-------- MATERIAL FOR THIS EXERCISE
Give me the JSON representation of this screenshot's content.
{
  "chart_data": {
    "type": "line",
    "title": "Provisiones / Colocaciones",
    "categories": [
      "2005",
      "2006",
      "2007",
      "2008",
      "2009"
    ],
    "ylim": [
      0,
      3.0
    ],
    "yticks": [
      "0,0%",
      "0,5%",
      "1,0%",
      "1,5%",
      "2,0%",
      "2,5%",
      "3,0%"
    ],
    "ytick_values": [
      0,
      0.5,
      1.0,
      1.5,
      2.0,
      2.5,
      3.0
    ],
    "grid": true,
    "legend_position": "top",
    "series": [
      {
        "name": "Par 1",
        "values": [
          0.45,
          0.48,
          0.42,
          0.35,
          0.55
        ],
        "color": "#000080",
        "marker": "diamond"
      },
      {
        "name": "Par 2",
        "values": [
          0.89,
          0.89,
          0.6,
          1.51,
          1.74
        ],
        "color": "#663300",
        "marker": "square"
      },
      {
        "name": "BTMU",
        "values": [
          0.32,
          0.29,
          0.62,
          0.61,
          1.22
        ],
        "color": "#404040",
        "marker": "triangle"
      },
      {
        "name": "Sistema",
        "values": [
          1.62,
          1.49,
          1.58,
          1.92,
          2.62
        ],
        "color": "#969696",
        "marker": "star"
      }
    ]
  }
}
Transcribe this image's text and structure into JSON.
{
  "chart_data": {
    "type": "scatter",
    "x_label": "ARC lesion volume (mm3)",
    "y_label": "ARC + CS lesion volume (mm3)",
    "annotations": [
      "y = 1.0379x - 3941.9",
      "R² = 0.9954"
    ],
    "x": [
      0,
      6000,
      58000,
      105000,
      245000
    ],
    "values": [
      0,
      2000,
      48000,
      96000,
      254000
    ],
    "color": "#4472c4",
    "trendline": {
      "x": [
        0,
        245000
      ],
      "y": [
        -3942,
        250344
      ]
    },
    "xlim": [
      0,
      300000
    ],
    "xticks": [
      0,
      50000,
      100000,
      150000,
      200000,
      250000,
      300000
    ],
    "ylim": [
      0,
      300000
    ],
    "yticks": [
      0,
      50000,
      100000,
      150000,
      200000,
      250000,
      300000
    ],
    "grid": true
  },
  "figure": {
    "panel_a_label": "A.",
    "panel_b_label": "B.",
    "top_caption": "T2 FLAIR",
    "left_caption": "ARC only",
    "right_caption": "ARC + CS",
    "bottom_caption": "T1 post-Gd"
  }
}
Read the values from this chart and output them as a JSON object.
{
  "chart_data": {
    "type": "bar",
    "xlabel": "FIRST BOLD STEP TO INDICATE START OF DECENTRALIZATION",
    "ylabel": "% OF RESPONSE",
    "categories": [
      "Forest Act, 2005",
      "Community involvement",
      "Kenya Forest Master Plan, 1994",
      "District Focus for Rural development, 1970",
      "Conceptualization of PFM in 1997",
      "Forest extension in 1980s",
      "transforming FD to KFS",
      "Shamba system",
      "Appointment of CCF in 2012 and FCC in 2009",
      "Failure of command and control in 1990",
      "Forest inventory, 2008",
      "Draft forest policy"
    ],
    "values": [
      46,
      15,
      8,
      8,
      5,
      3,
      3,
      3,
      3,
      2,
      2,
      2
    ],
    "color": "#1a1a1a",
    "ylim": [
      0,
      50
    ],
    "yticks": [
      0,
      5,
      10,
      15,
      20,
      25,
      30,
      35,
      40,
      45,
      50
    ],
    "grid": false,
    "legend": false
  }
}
----------------
→ **WRITTEN INSTRUCTION**
Collect the lines of the data that carry the word "lesion".

→ **RESULT BELOW**
    "x_label": "ARC lesion volume (mm3)",
    "y_label": "ARC + CS lesion volume (mm3)",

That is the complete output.